Work to complete: Find each line holding "material" and copy it out.

(Stored data)
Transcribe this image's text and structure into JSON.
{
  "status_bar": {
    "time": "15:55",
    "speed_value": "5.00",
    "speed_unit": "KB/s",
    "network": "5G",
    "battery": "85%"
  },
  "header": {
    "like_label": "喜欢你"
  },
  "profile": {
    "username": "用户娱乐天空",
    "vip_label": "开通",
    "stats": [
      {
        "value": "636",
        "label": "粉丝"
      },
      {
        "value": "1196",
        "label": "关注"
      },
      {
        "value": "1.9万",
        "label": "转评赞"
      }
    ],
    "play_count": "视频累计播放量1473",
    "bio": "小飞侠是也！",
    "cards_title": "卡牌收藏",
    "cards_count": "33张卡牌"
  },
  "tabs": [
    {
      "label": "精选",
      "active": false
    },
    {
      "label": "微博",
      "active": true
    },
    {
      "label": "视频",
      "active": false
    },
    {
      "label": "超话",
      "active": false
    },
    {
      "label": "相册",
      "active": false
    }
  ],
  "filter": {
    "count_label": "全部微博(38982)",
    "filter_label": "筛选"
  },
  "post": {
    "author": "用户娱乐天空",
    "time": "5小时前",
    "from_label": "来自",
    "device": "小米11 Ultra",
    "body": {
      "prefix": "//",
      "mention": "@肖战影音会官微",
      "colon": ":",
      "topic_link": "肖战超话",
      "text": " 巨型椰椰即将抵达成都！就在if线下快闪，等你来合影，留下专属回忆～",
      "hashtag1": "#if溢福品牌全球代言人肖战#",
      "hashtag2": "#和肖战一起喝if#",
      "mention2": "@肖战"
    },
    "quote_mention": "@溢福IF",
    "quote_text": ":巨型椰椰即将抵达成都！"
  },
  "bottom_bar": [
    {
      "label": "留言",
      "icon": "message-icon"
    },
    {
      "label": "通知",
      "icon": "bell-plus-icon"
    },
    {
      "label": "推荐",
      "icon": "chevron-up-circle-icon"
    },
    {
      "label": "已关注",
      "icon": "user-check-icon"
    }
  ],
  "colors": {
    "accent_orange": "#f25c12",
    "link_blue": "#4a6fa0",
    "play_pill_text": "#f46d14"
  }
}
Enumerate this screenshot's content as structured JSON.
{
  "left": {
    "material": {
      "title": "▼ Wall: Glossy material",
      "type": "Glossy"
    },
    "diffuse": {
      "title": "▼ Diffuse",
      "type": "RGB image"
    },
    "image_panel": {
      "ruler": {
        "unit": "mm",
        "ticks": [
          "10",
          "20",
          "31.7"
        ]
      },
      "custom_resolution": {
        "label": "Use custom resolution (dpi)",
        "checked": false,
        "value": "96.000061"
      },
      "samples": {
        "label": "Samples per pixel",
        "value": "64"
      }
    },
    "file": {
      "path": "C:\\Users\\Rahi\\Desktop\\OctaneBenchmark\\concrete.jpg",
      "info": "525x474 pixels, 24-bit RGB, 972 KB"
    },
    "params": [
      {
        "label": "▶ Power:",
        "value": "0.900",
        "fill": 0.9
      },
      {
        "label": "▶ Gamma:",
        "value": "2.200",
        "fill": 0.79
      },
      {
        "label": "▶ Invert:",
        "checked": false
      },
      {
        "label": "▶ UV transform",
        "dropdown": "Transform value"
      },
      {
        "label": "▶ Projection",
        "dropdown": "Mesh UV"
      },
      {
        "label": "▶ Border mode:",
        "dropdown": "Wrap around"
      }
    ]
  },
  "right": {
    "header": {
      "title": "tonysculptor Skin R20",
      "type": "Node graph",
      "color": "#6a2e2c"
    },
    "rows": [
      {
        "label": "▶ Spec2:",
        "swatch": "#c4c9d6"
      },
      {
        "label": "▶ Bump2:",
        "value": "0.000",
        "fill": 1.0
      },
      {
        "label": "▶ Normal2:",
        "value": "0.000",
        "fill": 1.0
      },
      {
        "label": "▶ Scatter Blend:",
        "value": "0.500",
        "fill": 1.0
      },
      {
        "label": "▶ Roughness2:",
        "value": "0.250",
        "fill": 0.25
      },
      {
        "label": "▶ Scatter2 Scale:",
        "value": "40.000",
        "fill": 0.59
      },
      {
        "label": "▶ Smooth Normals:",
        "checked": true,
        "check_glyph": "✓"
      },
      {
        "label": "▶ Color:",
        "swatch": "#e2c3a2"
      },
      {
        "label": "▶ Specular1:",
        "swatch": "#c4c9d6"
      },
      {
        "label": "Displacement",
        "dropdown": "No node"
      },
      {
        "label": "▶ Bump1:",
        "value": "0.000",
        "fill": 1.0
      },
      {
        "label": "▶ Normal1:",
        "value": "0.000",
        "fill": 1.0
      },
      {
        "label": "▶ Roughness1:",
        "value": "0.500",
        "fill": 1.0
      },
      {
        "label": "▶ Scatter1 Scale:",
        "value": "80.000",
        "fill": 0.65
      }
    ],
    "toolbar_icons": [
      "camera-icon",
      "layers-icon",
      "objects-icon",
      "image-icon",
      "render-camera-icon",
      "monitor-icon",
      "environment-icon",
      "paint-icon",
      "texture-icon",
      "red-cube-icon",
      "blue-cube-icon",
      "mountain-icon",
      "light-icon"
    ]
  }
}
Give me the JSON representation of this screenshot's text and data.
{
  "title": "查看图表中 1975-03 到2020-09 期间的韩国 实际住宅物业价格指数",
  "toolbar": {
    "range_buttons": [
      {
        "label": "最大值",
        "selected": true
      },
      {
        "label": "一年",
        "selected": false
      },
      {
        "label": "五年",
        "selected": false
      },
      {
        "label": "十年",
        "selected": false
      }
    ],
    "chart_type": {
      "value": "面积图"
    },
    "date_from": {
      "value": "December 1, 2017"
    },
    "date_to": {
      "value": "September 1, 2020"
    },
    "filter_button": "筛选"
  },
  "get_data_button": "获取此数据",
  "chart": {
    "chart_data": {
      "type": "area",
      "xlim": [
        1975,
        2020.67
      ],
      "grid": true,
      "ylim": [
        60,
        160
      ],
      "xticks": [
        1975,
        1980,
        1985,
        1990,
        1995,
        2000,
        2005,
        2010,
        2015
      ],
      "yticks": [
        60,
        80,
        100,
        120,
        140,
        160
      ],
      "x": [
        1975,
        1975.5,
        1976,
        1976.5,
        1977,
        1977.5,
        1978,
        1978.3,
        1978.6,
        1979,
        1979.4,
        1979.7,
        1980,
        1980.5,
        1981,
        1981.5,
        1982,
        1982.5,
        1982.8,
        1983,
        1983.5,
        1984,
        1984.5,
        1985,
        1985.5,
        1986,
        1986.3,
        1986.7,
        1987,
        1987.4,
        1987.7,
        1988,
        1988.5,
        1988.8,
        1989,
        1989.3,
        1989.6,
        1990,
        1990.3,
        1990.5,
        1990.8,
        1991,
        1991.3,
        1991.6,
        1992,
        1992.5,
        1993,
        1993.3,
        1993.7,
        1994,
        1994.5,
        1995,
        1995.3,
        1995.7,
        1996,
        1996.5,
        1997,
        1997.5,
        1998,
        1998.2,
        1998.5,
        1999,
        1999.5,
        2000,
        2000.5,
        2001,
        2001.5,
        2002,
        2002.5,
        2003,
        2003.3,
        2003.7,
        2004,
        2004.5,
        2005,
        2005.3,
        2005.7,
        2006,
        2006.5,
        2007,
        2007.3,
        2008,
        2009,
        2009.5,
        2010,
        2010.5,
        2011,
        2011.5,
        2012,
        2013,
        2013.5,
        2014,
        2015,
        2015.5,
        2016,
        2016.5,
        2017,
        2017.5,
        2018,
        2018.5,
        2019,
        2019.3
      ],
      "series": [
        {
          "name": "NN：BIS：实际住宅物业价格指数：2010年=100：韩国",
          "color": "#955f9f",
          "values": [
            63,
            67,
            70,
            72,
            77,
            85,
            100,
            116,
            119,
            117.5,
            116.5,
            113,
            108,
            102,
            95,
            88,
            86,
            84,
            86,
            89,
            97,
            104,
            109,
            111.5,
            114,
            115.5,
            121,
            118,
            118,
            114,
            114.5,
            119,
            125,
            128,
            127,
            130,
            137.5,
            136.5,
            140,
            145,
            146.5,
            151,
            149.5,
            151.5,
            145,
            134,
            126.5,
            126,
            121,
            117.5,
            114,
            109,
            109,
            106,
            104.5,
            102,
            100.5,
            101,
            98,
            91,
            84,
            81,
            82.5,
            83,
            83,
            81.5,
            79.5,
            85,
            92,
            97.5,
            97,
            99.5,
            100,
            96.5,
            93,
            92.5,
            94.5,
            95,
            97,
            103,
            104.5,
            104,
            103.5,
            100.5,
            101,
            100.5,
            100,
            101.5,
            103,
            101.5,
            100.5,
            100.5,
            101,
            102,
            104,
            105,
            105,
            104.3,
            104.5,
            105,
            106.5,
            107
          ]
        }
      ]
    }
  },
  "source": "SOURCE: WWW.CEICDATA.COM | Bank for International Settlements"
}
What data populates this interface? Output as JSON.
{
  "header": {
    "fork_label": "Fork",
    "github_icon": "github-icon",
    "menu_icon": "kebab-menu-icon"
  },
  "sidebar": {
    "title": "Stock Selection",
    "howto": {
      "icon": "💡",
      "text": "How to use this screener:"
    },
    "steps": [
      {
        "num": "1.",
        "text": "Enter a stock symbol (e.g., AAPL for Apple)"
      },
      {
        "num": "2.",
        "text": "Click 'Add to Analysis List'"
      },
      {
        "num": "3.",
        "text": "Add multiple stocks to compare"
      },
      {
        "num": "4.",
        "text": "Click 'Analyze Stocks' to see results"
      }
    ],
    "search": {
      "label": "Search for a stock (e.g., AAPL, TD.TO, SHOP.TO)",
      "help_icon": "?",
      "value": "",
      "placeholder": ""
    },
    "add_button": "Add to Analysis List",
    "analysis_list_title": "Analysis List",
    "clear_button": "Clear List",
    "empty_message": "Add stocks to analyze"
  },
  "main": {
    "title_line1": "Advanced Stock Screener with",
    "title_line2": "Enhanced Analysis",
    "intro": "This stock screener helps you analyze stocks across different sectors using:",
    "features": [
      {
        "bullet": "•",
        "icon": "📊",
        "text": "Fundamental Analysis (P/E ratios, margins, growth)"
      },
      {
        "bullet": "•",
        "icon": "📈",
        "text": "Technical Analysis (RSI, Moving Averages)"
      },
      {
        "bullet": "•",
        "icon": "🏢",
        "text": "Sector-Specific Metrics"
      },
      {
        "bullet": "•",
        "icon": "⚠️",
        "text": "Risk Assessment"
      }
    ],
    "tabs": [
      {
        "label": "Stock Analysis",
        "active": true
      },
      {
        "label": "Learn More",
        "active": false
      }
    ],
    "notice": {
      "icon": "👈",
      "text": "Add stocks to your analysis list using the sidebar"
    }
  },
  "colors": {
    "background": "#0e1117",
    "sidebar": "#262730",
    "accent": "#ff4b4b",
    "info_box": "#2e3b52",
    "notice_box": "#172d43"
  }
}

Result of this exercise:
    "material": {
      "title": "▼ Wall: Glossy material",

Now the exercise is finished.